### RECORD SET
* Begin *

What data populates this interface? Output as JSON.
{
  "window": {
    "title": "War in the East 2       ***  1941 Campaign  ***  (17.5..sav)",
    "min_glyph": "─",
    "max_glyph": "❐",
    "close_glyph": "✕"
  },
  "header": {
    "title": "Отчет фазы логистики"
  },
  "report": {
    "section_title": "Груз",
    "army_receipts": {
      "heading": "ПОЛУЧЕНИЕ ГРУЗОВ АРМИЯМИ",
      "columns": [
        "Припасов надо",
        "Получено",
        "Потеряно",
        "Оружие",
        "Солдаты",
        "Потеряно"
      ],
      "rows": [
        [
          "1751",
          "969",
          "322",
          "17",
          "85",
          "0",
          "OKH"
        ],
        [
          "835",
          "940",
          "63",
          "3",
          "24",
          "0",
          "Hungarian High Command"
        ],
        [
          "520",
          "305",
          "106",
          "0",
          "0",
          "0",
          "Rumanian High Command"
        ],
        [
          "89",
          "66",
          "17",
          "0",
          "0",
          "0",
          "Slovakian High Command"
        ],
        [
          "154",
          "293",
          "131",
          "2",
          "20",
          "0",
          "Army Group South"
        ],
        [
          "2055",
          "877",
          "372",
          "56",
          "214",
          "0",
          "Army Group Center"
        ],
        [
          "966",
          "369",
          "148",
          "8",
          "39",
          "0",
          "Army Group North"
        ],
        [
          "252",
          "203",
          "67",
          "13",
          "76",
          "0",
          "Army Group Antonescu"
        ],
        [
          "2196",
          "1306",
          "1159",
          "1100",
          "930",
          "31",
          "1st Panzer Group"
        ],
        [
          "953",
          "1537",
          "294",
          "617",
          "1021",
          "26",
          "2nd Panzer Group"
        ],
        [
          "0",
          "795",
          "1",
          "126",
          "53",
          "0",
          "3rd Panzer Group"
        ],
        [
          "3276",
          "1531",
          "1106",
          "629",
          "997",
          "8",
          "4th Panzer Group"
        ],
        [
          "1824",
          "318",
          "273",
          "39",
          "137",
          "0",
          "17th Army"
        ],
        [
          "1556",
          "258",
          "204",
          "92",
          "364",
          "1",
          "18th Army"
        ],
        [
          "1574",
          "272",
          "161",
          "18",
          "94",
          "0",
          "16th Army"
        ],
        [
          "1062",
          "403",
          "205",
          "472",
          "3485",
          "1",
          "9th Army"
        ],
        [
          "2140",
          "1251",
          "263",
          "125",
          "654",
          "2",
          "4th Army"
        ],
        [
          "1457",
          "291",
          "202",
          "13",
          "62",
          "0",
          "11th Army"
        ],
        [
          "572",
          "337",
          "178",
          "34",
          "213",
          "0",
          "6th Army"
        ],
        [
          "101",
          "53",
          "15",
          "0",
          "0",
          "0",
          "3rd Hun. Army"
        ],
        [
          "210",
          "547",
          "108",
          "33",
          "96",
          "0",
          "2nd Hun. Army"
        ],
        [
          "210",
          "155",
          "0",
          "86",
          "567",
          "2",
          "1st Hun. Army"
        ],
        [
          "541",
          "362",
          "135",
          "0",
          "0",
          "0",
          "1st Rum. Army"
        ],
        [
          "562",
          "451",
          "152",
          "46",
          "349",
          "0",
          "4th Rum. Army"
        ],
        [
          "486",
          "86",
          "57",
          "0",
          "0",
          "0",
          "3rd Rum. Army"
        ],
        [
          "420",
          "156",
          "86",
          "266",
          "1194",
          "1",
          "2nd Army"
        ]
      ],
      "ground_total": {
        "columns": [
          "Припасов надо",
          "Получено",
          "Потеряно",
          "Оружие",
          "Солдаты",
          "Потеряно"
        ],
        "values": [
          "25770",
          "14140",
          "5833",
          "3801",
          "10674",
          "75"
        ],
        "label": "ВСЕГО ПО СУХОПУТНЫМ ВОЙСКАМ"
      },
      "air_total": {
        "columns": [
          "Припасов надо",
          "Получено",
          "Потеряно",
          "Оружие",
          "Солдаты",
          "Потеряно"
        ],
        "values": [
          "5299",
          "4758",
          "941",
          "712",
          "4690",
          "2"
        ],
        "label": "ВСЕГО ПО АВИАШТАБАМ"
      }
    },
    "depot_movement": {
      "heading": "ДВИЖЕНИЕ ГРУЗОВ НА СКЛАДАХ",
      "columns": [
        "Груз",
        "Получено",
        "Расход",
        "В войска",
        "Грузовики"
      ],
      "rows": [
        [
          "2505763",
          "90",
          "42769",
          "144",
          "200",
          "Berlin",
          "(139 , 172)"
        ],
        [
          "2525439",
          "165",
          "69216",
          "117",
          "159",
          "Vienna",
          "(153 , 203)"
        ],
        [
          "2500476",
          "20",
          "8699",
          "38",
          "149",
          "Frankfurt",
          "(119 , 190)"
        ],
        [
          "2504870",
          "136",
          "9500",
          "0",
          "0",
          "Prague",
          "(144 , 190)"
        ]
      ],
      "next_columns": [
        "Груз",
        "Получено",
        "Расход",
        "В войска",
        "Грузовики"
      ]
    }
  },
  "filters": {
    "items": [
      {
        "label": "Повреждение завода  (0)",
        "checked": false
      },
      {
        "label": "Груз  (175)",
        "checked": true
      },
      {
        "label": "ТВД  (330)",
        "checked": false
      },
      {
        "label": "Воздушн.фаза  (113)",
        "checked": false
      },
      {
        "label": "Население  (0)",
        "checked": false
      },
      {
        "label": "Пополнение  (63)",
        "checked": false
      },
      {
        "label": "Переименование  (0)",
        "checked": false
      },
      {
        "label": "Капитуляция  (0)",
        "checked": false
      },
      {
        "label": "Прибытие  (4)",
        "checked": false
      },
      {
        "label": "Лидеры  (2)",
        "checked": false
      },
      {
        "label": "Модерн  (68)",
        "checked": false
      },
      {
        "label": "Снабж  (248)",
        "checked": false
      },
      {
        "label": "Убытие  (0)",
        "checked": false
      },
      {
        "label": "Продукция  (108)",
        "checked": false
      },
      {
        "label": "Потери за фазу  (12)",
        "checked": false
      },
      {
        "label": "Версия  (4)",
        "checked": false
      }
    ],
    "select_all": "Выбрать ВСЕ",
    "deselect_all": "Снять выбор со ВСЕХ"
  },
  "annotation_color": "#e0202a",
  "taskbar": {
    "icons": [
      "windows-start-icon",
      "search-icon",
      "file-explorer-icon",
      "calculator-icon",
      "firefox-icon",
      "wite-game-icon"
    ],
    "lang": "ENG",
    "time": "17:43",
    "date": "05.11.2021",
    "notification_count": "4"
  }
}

* End *

### AIM
Write out every record verbatim.

### ANSWER BELOW
What data populates this interface? Output as JSON.
{
  "window": {
    "title": "War in the East 2       ***  1941 Campaign  ***  (17.5..sav)",
    "min_glyph": "─",
    "max_glyph": "❐",
    "close_glyph": "✕"
  },
  "header": {
    "title": "Отчет фазы логистики"
  },
  "report": {
    "section_title": "Груз",
    "army_receipts": {
      "heading": "ПОЛУЧЕНИЕ ГРУЗОВ АРМИЯМИ",
      "columns": [
        "Припасов надо",
        "Получено",
        "Потеряно",
        "Оружие",
        "Солдаты",
        "Потеряно"
      ],
      "rows": [
        [
          "1751",
          "969",
          "322",
          "17",
          "85",
          "0",
          "OKH"
        ],
        [
          "835",
          "940",
          "63",
          "3",
          "24",
          "0",
          "Hungarian High Command"
        ],
        [
          "520",
          "305",
          "106",
          "0",
          "0",
          "0",
          "Rumanian High Command"
        ],
        [
          "89",
          "66",
          "17",
          "0",
          "0",
          "0",
          "Slovakian High Command"
        ],
        [
          "154",
          "293",
          "131",
          "2",
          "20",
          "0",
          "Army Group South"
        ],
        [
          "2055",
          "877",
          "372",
          "56",
          "214",
          "0",
          "Army Group Center"
        ],
        [
          "966",
          "369",
          "148",
          "8",
          "39",
          "0",
          "Army Group North"
        ],
        [
          "252",
          "203",
          "67",
          "13",
          "76",
          "0",
          "Army Group Antonescu"
        ],
        [
          "2196",
          "1306",
          "1159",
          "1100",
          "930",
          "31",
          "1st Panzer Group"
        ],
        [
          "953",
          "1537",
          "294",
          "617",
          "1021",
          "26",
          "2nd Panzer Group"
        ],
        [
          "0",
          "795",
          "1",
          "126",
          "53",
          "0",
          "3rd Panzer Group"
        ],
        [
          "3276",
          "1531",
          "1106",
          "629",
          "997",
          "8",
          "4th Panzer Group"
        ],
        [
          "1824",
          "318",
          "273",
          "39",
          "137",
          "0",
          "17th Army"
        ],
        [
          "1556",
          "258",
          "204",
          "92",
          "364",
          "1",
          "18th Army"
        ],
        [
          "1574",
          "272",
          "161",
          "18",
          "94",
          "0",
          "16th Army"
        ],
        [
          "1062",
          "403",
          "205",
          "472",
          "3485",
          "1",
          "9th Army"
        ],
        [
          "2140",
          "1251",
          "263",
          "125",
          "654",
          "2",
          "4th Army"
        ],
        [
          "1457",
          "291",
          "202",
          "13",
          "62",
          "0",
          "11th Army"
        ],
        [
          "572",
          "337",
          "178",
          "34",
          "213",
          "0",
          "6th Army"
        ],
        [
          "101",
          "53",
          "15",
          "0",
          "0",
          "0",
          "3rd Hun. Army"
        ],
        [
          "210",
          "547",
          "108",
          "33",
          "96",
          "0",
          "2nd Hun. Army"
        ],
        [
          "210",
          "155",
          "0",
          "86",
          "567",
          "2",
          "1st Hun. Army"
        ],
        [
          "541",
          "362",
          "135",
          "0",
          "0",
          "0",
          "1st Rum. Army"
        ],
        [
          "562",
          "451",
          "152",
          "46",
          "349",
          "0",
          "4th Rum. Army"
        ],
        [
          "486",
          "86",
          "57",
          "0",
          "0",
          "0",
          "3rd Rum. Army"
        ],
        [
          "420",
          "156",
          "86",
          "266",
          "1194",
          "1",
          "2nd Army"
        ]
      ],
      "ground_total": {
        "columns": [
          "Припасов надо",
          "Получено",
          "Потеряно",
          "Оружие",
          "Солдаты",
          "Потеряно"
        ],
        "values": [
          "25770",
          "14140",
          "5833",
          "3801",
          "10674",
          "75"
        ],
        "label": "ВСЕГО ПО СУХОПУТНЫМ ВОЙСКАМ"
      },
      "air_total": {
        "columns": [
          "Припасов надо",
          "Получено",
          "Потеряно",
          "Оружие",
          "Солдаты",
          "Потеряно"
        ],
        "values": [
          "5299",
          "4758",
          "941",
          "712",
          "4690",
          "2"
        ],
        "label": "ВСЕГО ПО АВИАШТАБАМ"
      }
    },
    "depot_movement": {
      "heading": "ДВИЖЕНИЕ ГРУЗОВ НА СКЛАДАХ",
      "columns": [
        "Груз",
        "Получено",
        "Расход",
        "В войска",
        "Грузовики"
      ],
      "rows": [
        [
          "2505763",
          "90",
          "42769",
          "144",
          "200",
          "Berlin",
          "(139 , 172)"
        ],
        [
          "2525439",
          "165",
          "69216",
          "117",
          "159",
          "Vienna",
          "(153 , 203)"
        ],
        [
          "2500476",
          "20",
          "8699",
          "38",
          "149",
          "Frankfurt",
          "(119 , 190)"
        ],
        [
          "2504870",
          "136",
          "9500",
          "0",
          "0",
          "Prague",
          "(144 , 190)"
        ]
      ],
      "next_columns": [
        "Груз",
        "Получено",
        "Расход",
        "В войска",
        "Грузовики"
      ]
    }
  },
  "filters": {
    "items": [
      {
        "label": "Повреждение завода  (0)",
        "checked": false
      },
      {
        "label": "Груз  (175)",
        "checked": true
      },
      {
        "label": "ТВД  (330)",
        "checked": false
      },
      {
        "label": "Воздушн.фаза  (113)",
        "checked": false
      },
      {
        "label": "Население  (0)",
        "checked": false
      },
      {
        "label": "Пополнение  (63)",
        "checked": false
      },
      {
        "label": "Переименование  (0)",
        "checked": false
      },
      {
        "label": "Капитуляция  (0)",
        "checked": false
      },
      {
        "label": "Прибытие  (4)",
        "checked": false
      },
      {
        "label": "Лидеры  (2)",
        "checked": false
      },
      {
        "label": "Модерн  (68)",
        "checked": false
      },
      {
        "label": "Снабж  (248)",
        "checked": false
      },
      {
        "label": "Убытие  (0)",
        "checked": false
      },
      {
        "label": "Продукция  (108)",
        "checked": false
      },
      {
        "label": "Потери за фазу  (12)",
        "checked": false
      },
      {
        "label": "Версия  (4)",
        "checked": false
      }
    ],
    "select_all": "Выбрать ВСЕ",
    "deselect_all": "Снять выбор со ВСЕХ"
  },
  "annotation_color": "#e0202a",
  "taskbar": {
    "icons": [
      "windows-start-icon",
      "search-icon",
      "file-explorer-icon",
      "calculator-icon",
      "firefox-icon",
      "wite-game-icon"
    ],
    "lang": "ENG",
    "time": "17:43",
    "date": "05.11.2021",
    "notification_count": "4"
  }
}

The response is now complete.